Records supplied:
^^^^

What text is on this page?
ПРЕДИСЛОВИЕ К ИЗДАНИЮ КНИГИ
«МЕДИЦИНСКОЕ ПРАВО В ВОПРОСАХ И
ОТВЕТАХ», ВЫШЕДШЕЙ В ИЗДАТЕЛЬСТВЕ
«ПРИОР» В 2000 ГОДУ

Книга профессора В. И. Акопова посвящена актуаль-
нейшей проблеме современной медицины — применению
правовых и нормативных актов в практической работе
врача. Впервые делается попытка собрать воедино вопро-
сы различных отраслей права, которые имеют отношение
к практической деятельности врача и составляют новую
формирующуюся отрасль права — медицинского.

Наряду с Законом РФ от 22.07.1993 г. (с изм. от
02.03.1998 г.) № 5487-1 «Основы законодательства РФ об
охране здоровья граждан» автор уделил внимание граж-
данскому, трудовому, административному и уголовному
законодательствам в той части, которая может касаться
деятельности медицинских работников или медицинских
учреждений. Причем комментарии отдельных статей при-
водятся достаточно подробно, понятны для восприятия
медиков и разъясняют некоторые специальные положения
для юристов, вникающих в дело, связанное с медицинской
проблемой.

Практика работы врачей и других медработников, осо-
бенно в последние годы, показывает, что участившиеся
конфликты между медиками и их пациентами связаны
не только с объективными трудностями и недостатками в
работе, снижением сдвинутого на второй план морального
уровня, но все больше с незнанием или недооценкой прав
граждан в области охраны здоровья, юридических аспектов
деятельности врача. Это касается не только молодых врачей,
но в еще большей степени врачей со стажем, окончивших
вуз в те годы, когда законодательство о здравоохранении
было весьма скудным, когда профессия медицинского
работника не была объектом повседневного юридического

^^^^

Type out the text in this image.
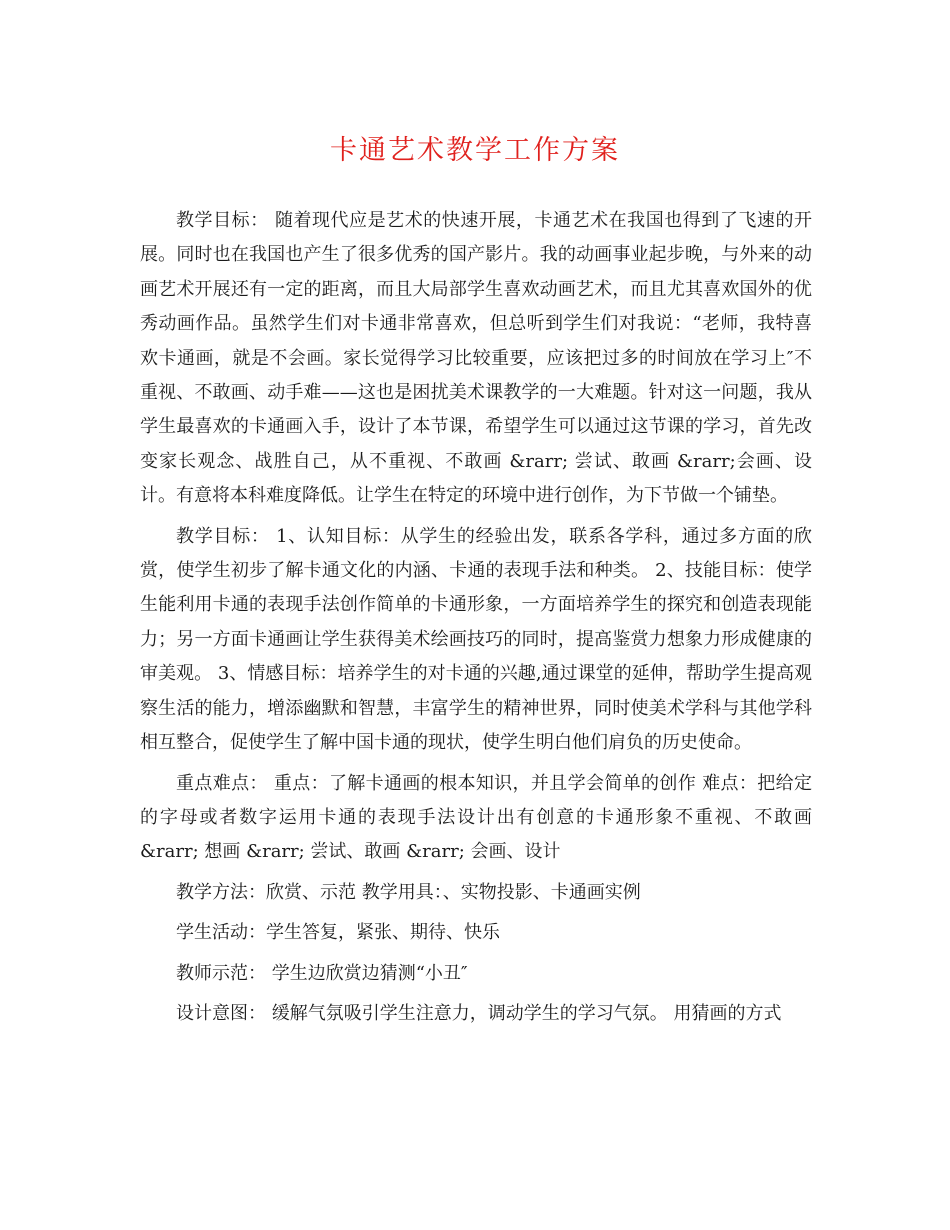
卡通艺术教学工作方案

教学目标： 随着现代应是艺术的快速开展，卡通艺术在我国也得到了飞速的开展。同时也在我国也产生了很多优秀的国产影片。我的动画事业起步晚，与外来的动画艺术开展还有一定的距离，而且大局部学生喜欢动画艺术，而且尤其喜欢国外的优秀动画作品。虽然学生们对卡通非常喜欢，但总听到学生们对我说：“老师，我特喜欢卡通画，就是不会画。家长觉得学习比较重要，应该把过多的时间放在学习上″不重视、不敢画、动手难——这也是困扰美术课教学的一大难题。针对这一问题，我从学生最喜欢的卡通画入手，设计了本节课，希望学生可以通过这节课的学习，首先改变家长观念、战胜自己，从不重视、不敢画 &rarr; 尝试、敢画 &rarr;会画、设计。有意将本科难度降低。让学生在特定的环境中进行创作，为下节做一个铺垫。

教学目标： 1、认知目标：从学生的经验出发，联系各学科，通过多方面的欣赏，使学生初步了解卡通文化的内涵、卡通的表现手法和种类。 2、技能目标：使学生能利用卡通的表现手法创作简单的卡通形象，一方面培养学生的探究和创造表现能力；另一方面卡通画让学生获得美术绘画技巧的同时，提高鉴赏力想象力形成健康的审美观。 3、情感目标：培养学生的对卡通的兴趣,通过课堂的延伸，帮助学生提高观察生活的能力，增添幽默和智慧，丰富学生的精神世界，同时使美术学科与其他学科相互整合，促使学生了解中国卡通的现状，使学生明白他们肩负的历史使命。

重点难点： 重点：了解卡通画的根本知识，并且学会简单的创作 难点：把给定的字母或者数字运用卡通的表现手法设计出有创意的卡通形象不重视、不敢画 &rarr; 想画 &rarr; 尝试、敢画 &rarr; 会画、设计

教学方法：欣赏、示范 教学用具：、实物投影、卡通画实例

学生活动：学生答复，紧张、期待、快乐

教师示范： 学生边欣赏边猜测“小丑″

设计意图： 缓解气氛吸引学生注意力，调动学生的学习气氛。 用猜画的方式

^^^^

Exercise details: Filter the entries down to the lines containing "годы". Copy each of those lines.

Output of the task:
бенно в последние годы, показывает, что участившиеся
вуз в те годы, когда законодательство о здравоохранении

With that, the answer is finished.